Look through the listing below and work out how many of its lines hold the word "this". Give only the number.

------ DATA SECTION

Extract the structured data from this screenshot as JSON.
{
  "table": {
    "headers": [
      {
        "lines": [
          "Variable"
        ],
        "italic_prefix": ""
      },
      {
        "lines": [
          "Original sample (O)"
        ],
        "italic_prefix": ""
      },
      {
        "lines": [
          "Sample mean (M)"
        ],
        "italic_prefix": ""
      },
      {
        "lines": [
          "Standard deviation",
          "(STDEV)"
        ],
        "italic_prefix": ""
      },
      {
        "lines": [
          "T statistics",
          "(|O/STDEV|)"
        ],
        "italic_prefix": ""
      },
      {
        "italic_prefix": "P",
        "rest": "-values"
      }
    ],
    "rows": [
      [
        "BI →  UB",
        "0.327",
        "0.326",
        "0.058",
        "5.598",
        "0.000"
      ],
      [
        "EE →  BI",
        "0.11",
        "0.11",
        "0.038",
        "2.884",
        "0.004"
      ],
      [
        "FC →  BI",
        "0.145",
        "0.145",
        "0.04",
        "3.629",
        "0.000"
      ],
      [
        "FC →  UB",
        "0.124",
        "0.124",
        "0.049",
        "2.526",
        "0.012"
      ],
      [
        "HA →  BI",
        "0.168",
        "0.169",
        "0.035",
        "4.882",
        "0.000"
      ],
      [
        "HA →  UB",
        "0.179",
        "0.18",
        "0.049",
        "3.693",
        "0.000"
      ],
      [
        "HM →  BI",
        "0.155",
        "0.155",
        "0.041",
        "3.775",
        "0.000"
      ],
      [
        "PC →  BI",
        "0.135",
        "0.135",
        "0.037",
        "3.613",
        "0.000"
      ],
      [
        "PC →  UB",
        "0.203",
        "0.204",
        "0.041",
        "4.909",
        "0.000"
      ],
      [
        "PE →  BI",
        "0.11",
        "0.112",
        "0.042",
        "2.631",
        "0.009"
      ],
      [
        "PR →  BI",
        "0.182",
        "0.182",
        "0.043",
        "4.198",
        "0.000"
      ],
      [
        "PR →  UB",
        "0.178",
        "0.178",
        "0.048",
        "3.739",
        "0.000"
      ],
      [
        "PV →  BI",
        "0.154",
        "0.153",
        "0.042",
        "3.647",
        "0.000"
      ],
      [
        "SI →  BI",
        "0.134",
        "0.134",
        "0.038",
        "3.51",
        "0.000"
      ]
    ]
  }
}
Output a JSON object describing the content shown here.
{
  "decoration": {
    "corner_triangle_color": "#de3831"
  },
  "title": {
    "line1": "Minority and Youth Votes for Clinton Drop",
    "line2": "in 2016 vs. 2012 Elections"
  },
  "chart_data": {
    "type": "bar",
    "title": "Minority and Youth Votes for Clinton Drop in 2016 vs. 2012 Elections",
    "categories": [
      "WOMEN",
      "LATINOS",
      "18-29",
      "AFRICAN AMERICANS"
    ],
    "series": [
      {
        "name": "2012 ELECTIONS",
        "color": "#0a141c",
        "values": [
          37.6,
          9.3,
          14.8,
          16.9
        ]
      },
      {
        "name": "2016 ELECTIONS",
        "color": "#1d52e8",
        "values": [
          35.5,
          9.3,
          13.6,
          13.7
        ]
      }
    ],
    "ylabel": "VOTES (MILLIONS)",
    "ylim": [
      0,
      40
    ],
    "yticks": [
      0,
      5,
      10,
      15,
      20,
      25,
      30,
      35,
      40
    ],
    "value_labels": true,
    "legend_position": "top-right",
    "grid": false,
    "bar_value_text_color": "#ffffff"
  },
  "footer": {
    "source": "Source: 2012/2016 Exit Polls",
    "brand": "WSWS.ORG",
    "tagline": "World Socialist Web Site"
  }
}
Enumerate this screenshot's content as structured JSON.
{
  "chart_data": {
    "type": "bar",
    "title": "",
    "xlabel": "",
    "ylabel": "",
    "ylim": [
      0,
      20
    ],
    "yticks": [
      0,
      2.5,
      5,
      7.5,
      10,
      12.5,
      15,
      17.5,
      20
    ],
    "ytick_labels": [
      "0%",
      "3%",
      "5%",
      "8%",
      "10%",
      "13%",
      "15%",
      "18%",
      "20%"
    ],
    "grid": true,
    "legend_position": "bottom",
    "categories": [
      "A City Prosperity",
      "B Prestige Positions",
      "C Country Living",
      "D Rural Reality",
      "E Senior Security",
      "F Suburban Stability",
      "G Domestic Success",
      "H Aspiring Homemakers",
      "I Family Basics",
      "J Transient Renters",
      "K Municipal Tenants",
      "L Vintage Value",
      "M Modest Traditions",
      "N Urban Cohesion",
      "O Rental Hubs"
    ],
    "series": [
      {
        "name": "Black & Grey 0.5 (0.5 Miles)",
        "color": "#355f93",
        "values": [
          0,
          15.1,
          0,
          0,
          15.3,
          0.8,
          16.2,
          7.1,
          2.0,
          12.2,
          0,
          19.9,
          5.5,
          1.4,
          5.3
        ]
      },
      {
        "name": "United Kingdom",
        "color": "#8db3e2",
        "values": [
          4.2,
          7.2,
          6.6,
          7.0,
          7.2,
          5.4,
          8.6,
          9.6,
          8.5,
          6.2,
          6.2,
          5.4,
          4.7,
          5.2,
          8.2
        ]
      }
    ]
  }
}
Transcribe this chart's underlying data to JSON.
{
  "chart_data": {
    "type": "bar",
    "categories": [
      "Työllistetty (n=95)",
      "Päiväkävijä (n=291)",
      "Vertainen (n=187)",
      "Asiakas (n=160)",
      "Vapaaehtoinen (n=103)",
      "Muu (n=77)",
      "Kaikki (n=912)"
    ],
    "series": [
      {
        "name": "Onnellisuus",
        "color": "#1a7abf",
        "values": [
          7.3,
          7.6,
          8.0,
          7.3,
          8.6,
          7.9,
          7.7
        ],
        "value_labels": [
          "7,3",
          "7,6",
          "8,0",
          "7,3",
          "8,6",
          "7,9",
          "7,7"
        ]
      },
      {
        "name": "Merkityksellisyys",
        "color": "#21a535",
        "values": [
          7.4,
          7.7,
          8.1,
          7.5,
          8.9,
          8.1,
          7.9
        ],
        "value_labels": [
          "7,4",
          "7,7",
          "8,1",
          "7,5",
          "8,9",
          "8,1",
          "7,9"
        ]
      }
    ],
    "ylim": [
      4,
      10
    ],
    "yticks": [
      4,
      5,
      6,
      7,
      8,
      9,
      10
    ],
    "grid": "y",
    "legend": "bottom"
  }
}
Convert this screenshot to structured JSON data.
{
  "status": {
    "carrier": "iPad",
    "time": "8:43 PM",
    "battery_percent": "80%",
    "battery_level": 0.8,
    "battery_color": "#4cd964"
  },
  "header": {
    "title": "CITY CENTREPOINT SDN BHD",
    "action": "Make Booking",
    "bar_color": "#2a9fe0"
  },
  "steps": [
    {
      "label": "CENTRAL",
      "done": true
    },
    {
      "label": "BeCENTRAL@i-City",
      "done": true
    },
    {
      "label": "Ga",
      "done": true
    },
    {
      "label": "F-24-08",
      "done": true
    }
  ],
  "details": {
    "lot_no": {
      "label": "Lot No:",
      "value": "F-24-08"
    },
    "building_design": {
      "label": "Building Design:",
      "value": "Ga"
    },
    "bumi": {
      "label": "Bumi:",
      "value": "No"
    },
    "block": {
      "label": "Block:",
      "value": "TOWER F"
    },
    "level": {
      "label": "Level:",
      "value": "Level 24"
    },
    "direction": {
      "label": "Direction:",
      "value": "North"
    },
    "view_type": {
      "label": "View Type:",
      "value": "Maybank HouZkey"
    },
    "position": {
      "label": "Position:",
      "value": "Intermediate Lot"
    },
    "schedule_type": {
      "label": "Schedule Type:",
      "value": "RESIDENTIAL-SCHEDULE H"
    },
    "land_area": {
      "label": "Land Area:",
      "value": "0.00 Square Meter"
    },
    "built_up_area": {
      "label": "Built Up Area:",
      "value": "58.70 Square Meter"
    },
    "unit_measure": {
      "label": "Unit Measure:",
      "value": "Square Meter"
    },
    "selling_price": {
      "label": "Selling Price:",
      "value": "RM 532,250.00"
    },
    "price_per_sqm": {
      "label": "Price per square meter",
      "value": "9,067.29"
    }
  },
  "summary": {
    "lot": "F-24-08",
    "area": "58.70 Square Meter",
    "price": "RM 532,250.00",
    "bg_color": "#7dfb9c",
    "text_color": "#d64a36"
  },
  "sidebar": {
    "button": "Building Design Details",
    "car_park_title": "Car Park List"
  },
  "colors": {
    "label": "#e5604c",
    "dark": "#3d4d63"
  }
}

------------

▸ OUTPUT OF THE TASK
4